BEGIN
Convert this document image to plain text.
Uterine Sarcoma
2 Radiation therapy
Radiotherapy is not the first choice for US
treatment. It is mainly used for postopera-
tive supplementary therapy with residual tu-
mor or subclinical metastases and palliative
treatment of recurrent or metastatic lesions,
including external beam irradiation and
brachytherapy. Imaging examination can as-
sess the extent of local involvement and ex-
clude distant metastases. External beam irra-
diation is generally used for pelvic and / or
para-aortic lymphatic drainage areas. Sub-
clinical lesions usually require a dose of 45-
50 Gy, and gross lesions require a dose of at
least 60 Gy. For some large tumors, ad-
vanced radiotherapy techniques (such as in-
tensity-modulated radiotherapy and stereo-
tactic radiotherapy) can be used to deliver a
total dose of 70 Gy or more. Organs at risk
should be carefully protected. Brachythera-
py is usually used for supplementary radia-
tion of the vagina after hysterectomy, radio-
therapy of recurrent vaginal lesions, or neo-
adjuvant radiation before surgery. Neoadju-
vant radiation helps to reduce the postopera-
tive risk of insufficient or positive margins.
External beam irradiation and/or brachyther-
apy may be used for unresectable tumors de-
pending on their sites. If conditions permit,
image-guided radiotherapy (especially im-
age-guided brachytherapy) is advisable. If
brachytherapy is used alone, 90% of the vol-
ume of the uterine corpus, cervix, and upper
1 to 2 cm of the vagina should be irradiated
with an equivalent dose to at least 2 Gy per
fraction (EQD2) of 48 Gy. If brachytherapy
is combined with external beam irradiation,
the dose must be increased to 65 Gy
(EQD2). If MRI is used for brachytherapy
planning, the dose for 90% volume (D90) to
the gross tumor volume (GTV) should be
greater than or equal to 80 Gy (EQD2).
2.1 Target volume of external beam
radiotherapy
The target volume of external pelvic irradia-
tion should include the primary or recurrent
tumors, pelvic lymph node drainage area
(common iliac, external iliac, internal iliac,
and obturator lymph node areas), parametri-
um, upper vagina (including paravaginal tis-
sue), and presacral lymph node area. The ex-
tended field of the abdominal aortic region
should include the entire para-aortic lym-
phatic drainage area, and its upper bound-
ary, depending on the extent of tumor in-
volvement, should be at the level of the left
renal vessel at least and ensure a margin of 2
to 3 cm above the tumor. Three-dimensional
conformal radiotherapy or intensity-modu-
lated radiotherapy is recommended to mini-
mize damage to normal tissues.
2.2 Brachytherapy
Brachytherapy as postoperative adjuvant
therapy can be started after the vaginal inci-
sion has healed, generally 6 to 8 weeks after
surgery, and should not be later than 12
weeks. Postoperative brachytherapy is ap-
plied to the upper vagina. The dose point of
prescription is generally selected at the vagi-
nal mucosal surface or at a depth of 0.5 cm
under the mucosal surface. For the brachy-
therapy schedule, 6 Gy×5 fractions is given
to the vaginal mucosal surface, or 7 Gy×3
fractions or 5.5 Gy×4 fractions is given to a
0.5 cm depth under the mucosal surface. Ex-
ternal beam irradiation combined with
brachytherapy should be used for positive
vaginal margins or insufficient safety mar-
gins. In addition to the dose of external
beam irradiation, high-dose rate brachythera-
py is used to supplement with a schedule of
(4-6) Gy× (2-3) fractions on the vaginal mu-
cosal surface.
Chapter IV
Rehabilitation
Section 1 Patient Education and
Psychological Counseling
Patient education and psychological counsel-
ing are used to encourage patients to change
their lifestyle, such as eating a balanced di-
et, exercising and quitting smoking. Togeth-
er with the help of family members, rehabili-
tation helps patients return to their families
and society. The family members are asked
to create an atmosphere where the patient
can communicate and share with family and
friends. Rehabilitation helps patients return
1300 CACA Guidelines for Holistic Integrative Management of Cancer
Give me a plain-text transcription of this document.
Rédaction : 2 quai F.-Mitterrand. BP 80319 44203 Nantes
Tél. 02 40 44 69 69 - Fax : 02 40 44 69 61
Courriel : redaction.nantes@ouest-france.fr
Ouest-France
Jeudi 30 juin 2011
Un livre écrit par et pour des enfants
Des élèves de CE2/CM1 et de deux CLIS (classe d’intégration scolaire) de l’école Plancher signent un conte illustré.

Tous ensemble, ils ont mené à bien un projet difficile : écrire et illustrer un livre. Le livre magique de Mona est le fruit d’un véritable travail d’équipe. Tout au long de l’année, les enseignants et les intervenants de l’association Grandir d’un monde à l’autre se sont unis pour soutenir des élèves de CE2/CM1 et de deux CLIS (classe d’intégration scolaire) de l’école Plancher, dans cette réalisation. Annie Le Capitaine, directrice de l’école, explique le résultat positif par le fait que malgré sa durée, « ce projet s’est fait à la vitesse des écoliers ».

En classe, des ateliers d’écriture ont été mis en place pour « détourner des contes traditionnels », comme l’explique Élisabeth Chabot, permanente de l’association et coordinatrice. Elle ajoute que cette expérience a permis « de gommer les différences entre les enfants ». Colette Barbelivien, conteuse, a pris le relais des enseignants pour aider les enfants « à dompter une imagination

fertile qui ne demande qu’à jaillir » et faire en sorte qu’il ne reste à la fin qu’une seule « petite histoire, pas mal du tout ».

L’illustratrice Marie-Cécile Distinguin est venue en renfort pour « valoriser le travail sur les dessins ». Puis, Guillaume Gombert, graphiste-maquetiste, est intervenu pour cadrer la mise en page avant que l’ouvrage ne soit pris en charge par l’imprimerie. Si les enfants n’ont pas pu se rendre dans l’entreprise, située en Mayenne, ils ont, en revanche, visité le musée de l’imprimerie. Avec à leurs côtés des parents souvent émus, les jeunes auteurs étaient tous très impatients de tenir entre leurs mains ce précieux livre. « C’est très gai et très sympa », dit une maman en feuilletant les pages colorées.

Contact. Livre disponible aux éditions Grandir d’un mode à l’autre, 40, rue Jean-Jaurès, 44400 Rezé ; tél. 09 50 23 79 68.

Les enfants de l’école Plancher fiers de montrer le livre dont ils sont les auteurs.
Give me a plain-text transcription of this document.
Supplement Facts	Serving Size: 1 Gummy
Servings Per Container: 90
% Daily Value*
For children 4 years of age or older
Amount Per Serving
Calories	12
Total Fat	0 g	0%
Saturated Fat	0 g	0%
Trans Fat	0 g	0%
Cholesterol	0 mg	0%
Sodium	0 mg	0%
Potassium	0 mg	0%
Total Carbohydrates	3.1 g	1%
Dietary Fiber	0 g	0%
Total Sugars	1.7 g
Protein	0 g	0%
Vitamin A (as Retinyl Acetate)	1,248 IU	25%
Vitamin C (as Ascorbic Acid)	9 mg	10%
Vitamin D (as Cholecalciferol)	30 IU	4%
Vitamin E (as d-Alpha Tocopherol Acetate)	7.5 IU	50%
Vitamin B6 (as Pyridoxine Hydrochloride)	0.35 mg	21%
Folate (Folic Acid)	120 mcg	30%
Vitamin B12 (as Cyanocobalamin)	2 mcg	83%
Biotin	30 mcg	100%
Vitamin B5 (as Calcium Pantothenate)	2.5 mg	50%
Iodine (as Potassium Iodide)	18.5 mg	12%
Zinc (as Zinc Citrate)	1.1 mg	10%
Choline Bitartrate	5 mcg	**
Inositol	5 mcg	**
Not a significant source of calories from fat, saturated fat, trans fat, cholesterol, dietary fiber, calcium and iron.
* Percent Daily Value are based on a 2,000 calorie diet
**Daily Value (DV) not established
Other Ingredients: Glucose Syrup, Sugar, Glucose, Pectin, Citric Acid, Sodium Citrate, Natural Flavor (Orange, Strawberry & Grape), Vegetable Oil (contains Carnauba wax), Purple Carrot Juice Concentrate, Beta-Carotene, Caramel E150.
END
### PROBLEM TO SOLVE
If a line in the material holds "family", copy it.

### EXPECTED OUTPUT
er with the help of family members, rehabili-
and society. The family members are asked
can communicate and share with family and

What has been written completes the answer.